Ainsi, par exemple, pour le Washington Post, "il n'y a pas de mots pour décrire ce qu'a fait l'acteur sur la scène de la convention jeudi soir". Evidemment, Michael Moore sur qui Eastwood avait menacé de tirer dessus si l'auteur de Bowling for Columbine se pointait chez lui avec sa caméra a aussi sauté sur l'occasion en le qualifiant de "crazy old man". De ce fait, il n'est jamais allé chez lui... car c'est certainement plus dangereux que d'aller chez Charlton Heston qui était atteint de la maladie d'Alzheimer.

Il est tout aussi intéressant d'observer les réactions françaises. Les inrocks se demandent s'il n'est pas gâteux, un blog de Libération affirme qu'il fait le pitre dans une séquence relevant du tragi-comique mais l'article le plus dégueulasse que j'ai pu lire sur un site est certainement celle de ce blog sur Mediapart : "La succession de feu Charlton Heston est bien assurée au Parti Républicain. L'apparition pathétique, hier en Floride à la Convention Républicaine, de Clint Eastwood a confirmé les paroles de la chanson de Georges Brassens, Le temps ne fait rien à l'affaire. Qu'on ait vingt ans, qu'on soit grand-père, quand on est c..., on est c... Il ne s'agit pas d'un problème d'âge, car avec ses 94 ans Stéphane Hessel fait figure de jeune premier en comparaison et sera toujours jeune d'esprit et riche d'idées. Mais ses 82 ans, Eastwood semble les porter depuis longtemps et confirme que la mièvrerie qu'il a laissé transparaître dans son œuvre cinématographique, que ce soit en tant qu'acteur ou réalisateur, est bien fondée sur une réalité tangible". Comparer Clint Eastwood à Charlton heston relève de la malhonnêteté intellectuelle, Eastwood étant quand même plus ouvert, plus libéral sur les questions sociétales que son collègue. De plus, faire cette comparaison, c'est aussi sous entendre que la maladie d'Alzheimer commence à atteindre Clint Eastwood, ce qui est particulièrement écoeurant, les familles touchées par cette maladie apprécieront. Au mieux, pour ce monsieur, le cinéaste devient sénile et pour appuyer son idée, il le compare à Stéphane Hessel. Hors-sujet. Quant à "la mièvrerie qu'il a laissé transparaître dans son oeuvre cinématographique", l'affirmation montre tout simplement qu'il n'a pas vu grand chose de la filmographie d'Eastwood.

Sur twitter, les réactions sont encore plus violentes. En recherchant "Clint Eastwood" ou avec le hashtag #clint, on tombe sur des "réac gâteux", "c'est moche la vieillesse", etc. Ou comment assassiner l'un des plus grands cinéastes américains en quelques mots.

* * * * * * *

* [Consignes de travail]
1. Recopiez le passage de l'extrait sur Clint Eastwood qui commence par « Sur twitter, les » et se poursuit jusqu'à « en quelques mots. ».
2. D'après l'extrait sur Clint Eastwood, par quelle expression Michael Moore a-t-il qualifié l'acteur ?

* [Documents fournis]
* * * * * * *

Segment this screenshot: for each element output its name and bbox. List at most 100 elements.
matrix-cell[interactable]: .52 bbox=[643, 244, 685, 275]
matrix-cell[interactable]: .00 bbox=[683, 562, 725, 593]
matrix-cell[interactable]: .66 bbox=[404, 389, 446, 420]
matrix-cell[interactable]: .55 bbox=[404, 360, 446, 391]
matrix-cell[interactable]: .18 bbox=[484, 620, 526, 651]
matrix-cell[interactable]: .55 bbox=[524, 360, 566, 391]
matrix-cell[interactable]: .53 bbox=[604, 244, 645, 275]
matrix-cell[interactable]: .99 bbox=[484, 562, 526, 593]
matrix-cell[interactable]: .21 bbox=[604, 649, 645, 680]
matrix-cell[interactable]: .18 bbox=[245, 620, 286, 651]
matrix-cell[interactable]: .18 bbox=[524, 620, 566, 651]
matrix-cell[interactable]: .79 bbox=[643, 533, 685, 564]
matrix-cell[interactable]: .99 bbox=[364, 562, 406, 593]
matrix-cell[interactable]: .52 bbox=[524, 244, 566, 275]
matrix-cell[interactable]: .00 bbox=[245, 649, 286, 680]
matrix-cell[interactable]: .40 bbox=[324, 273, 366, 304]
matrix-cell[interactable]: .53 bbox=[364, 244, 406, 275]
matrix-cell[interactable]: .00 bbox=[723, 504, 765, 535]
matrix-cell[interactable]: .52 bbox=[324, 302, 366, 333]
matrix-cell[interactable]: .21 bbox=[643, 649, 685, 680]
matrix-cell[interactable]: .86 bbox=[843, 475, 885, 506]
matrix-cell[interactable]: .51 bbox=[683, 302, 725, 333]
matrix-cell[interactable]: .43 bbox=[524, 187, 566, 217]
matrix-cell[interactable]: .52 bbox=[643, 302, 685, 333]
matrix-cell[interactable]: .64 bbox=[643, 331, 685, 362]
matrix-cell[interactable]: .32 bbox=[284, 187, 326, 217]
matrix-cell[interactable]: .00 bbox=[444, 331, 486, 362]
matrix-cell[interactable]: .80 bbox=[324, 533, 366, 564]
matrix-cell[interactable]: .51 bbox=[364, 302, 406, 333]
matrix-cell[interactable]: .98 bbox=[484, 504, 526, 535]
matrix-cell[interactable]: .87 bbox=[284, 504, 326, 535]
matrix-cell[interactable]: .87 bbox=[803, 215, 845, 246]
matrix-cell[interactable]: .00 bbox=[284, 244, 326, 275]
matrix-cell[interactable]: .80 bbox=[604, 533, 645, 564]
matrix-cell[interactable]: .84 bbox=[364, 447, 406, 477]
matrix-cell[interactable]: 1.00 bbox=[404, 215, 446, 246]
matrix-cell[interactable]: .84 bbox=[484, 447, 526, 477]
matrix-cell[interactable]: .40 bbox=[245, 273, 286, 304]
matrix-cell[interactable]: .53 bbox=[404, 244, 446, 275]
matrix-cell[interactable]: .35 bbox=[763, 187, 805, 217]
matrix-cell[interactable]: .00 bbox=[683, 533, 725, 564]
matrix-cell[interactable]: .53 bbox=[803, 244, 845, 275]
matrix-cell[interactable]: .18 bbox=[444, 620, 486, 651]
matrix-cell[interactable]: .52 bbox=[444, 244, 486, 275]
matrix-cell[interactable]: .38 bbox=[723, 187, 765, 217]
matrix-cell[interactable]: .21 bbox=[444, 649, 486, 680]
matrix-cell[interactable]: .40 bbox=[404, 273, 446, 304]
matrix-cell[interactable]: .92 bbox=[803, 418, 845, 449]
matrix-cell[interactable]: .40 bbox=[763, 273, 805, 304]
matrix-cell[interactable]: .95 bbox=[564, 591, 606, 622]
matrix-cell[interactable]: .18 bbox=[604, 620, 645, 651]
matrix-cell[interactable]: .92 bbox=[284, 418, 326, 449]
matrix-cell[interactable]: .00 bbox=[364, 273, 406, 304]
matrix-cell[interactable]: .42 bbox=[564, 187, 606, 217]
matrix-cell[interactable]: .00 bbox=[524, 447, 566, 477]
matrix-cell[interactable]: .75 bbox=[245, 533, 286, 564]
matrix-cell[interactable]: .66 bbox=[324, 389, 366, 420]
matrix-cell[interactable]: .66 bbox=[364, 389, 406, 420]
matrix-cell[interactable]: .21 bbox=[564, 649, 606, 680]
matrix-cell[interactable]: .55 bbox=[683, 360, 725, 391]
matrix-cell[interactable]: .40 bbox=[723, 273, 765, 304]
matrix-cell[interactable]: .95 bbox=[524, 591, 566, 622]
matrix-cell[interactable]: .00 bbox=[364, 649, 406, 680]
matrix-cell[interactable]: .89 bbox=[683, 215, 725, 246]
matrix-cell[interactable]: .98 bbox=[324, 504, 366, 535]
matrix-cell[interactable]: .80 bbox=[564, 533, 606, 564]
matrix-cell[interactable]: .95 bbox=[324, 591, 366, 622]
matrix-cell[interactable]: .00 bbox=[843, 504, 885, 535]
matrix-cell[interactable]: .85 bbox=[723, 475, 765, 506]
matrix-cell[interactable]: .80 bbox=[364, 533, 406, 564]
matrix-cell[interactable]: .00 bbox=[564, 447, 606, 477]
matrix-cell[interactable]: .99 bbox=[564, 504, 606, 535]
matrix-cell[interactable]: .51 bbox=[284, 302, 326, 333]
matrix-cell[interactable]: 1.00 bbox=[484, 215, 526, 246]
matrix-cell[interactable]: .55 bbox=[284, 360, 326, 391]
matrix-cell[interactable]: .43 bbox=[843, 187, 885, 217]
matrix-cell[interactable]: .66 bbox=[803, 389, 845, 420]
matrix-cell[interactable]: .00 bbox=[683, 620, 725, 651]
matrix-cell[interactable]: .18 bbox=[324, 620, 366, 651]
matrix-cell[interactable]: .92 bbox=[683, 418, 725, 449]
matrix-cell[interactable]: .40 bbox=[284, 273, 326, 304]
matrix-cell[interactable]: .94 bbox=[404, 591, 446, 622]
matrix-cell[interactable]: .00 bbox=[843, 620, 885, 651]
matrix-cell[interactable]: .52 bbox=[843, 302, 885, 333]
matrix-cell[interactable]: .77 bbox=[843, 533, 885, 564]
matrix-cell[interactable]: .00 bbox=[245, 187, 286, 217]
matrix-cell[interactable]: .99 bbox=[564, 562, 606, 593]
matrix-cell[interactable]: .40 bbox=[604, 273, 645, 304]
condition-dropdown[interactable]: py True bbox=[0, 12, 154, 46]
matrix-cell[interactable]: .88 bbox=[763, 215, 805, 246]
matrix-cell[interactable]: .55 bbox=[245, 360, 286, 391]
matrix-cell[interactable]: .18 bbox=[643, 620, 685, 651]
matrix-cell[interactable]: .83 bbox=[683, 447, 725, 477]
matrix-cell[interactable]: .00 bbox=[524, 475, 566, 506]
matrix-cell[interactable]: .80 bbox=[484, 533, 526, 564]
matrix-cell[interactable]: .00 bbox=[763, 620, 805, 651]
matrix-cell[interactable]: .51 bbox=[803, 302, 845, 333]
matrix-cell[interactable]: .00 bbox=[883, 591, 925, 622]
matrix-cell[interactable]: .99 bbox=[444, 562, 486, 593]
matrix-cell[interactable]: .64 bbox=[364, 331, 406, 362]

* * * * * * *

* [Réponses dans l'ordre]
1.
Sur twitter, les réactions sont encore plus violentes. En recherchant "Clint Eastwood" ou avec le hashtag #clint, on tombe sur des "réac gâteux", "c'est moche la vieillesse", etc. Ou comment assassiner l'un des plus grands cinéastes américains en quelques mots.

2. Il l'a qualifié de « crazy old man ».